▶ _EXTRACTED MATERIAL_:
----------
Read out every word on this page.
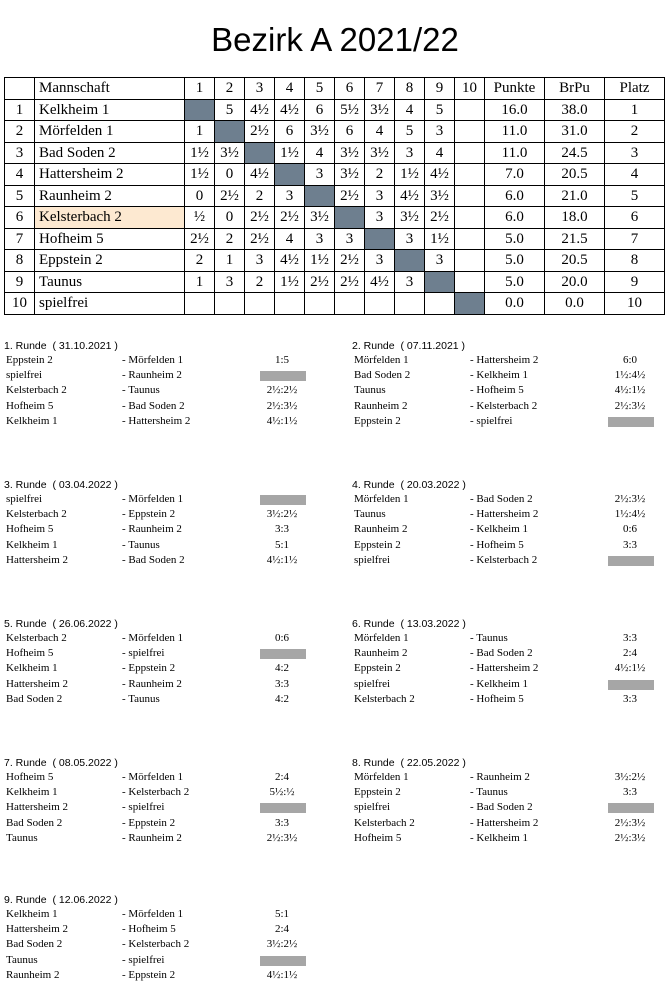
Bezirk A 2021/22
	Mannschaft	1	2	3	4	5	6	7	8	9	10	Punkte	BrPu	Platz
1	Kelkheim 1		5	4½	4½	6	5½	3½	4	5		16.0	38.0	1
2	Mörfelden 1	1		2½	6	3½	6	4	5	3		11.0	31.0	2
3	Bad Soden 2	1½	3½		1½	4	3½	3½	3	4		11.0	24.5	3
4	Hattersheim 2	1½	0	4½		3	3½	2	1½	4½		7.0	20.5	4
5	Raunheim 2	0	2½	2	3		2½	3	4½	3½		6.0	21.0	5
6	Kelsterbach 2	½	0	2½	2½	3½		3	3½	2½		6.0	18.0	6
7	Hofheim 5	2½	2	2½	4	3	3		3	1½		5.0	21.5	7
8	Eppstein 2	2	1	3	4½	1½	2½	3		3		5.0	20.5	8
9	Taunus	1	3	2	1½	2½	2½	4½	3			5.0	20.0	9
10	spielfrei											0.0	0.0	10
1. Runde  ( 31.10.2021 )
Eppstein 2	- Mörfelden 1	1:5
spielfrei	- Raunheim 2
Kelsterbach 2	- Taunus	2½:2½
Hofheim 5	- Bad Soden 2	2½:3½
Kelkheim 1	- Hattersheim 2	4½:1½
2. Runde  ( 07.11.2021 )
Mörfelden 1	- Hattersheim 2	6:0
Bad Soden 2	- Kelkheim 1	1½:4½
Taunus	- Hofheim 5	4½:1½
Raunheim 2	- Kelsterbach 2	2½:3½
Eppstein 2	- spielfrei
3. Runde  ( 03.04.2022 )
spielfrei	- Mörfelden 1
Kelsterbach 2	- Eppstein 2	3½:2½
Hofheim 5	- Raunheim 2	3:3
Kelkheim 1	- Taunus	5:1
Hattersheim 2	- Bad Soden 2	4½:1½
4. Runde  ( 20.03.2022 )
Mörfelden 1	- Bad Soden 2	2½:3½
Taunus	- Hattersheim 2	1½:4½
Raunheim 2	- Kelkheim 1	0:6
Eppstein 2	- Hofheim 5	3:3
spielfrei	- Kelsterbach 2
5. Runde  ( 26.06.2022 )
Kelsterbach 2	- Mörfelden 1	0:6
Hofheim 5	- spielfrei
Kelkheim 1	- Eppstein 2	4:2
Hattersheim 2	- Raunheim 2	3:3
Bad Soden 2	- Taunus	4:2
6. Runde  ( 13.03.2022 )
Mörfelden 1	- Taunus	3:3
Raunheim 2	- Bad Soden 2	2:4
Eppstein 2	- Hattersheim 2	4½:1½
spielfrei	- Kelkheim 1
Kelsterbach 2	- Hofheim 5	3:3
7. Runde  ( 08.05.2022 )
Hofheim 5	- Mörfelden 1	2:4
Kelkheim 1	- Kelsterbach 2	5½:½
Hattersheim 2	- spielfrei
Bad Soden 2	- Eppstein 2	3:3
Taunus	- Raunheim 2	2½:3½
8. Runde  ( 22.05.2022 )
Mörfelden 1	- Raunheim 2	3½:2½
Eppstein 2	- Taunus	3:3
spielfrei	- Bad Soden 2
Kelsterbach 2	- Hattersheim 2	2½:3½
Hofheim 5	- Kelkheim 1	2½:3½
9. Runde  ( 12.06.2022 )
Kelkheim 1	- Mörfelden 1	5:1
Hattersheim 2	- Hofheim 5	2:4
Bad Soden 2	- Kelsterbach 2	3½:2½
Taunus	- spielfrei
Raunheim 2	- Eppstein 2	4½:1½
----------
▶ _WRITTEN EXERCISE_:
Find each line with the string "Taunus" and copy it out.

▶ _TASK SOLUTION_:
9	Taunus	1	3	2	1½	2½	2½	4½	3			5.0	20.0	9
Kelsterbach 2	- Taunus	2½:2½
Taunus	- Hofheim 5	4½:1½
Kelkheim 1	- Taunus	5:1
Taunus	- Hattersheim 2	1½:4½
Bad Soden 2	- Taunus	4:2
Mörfelden 1	- Taunus	3:3
Taunus	- Raunheim 2	2½:3½
Eppstein 2	- Taunus	3:3
Taunus	- spielfrei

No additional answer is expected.